Request
Find and copy each line of the records where the string "JSON" shows up.

◆ ◆ ◆ ◆ ◆ ◆ ◆

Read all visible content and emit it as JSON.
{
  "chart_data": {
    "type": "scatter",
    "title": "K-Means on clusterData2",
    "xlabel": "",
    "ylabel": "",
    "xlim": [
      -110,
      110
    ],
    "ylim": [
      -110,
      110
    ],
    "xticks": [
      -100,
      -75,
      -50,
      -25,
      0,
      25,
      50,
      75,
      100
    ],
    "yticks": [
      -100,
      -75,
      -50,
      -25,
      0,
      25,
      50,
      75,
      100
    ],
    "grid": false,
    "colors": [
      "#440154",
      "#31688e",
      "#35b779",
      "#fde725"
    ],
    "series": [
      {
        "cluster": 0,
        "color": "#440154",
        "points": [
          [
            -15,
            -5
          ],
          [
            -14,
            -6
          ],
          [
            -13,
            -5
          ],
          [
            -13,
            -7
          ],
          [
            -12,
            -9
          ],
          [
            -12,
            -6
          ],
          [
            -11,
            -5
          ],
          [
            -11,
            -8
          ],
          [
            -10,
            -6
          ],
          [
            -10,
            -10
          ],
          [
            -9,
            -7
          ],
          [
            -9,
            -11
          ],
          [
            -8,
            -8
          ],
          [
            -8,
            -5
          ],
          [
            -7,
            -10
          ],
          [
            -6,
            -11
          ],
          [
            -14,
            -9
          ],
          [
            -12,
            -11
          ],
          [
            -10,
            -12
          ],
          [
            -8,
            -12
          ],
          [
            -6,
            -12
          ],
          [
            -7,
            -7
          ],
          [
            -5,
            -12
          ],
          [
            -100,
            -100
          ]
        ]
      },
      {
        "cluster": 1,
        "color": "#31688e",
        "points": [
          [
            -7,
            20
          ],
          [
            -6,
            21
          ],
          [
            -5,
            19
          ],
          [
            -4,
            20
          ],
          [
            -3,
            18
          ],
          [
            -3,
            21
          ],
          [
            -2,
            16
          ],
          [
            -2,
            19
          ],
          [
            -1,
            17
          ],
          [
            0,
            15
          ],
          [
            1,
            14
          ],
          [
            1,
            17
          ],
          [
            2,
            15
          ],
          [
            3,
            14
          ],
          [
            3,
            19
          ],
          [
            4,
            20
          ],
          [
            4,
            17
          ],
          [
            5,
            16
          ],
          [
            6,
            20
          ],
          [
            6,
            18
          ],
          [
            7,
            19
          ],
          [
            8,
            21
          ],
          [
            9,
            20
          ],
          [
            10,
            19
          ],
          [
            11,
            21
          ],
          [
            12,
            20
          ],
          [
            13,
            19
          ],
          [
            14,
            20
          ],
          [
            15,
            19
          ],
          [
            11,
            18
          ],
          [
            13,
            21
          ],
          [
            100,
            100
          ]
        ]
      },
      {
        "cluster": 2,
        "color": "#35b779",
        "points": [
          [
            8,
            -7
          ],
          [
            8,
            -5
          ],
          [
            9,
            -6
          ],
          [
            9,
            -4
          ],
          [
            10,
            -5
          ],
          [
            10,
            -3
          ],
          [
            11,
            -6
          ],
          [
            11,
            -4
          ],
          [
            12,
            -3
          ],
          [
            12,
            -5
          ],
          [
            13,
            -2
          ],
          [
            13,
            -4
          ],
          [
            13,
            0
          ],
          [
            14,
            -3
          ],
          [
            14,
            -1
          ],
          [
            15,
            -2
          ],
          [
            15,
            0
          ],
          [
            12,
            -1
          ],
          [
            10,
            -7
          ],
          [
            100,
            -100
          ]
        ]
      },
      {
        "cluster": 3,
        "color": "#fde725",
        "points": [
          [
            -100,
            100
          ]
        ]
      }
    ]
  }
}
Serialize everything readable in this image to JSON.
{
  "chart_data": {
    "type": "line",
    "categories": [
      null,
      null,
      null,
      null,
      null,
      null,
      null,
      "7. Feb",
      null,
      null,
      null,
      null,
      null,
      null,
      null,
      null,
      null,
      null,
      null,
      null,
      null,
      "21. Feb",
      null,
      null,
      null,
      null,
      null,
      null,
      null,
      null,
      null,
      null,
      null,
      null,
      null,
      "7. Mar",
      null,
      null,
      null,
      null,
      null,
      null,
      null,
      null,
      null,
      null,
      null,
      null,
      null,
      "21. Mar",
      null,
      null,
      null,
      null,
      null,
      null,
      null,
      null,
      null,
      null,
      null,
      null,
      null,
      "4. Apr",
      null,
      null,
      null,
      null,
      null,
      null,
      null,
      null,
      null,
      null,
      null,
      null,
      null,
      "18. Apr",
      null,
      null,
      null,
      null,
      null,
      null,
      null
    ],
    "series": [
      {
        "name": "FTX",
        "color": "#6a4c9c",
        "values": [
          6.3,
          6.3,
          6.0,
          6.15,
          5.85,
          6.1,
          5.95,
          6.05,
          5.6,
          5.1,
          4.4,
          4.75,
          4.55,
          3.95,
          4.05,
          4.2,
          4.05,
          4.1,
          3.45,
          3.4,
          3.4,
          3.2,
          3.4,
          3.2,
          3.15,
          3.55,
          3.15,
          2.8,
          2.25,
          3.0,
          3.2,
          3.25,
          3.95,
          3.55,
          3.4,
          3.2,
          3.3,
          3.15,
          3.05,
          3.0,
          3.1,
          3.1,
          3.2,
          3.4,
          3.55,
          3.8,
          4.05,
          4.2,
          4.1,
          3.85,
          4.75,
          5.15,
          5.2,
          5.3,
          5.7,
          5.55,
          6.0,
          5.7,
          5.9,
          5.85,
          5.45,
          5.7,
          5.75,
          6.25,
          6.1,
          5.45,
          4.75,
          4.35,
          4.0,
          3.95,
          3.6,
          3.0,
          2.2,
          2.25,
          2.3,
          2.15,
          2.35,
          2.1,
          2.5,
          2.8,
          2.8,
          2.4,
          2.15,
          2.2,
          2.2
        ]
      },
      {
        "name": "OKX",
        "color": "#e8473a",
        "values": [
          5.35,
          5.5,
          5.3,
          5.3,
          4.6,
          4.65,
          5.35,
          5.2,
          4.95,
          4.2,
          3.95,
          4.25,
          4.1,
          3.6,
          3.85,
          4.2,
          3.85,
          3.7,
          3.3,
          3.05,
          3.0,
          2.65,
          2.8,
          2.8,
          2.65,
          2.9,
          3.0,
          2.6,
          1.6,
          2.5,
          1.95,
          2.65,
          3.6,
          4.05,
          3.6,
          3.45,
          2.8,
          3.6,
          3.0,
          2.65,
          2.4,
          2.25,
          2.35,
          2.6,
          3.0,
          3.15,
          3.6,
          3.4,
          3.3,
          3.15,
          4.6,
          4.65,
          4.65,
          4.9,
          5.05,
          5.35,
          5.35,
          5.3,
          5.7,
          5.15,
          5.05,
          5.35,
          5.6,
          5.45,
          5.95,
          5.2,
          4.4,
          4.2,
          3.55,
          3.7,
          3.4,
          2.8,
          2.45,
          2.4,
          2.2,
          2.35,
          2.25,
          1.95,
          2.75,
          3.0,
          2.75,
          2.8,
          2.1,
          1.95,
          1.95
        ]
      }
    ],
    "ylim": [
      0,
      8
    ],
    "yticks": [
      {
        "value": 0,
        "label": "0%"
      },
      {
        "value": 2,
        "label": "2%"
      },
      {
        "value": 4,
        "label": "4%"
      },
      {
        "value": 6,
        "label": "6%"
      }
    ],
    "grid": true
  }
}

◆ ◆ ◆ ◆ ◆ ◆ ◆

Result below
Read all visible content and emit it as JSON.
Serialize everything readable in this image to JSON.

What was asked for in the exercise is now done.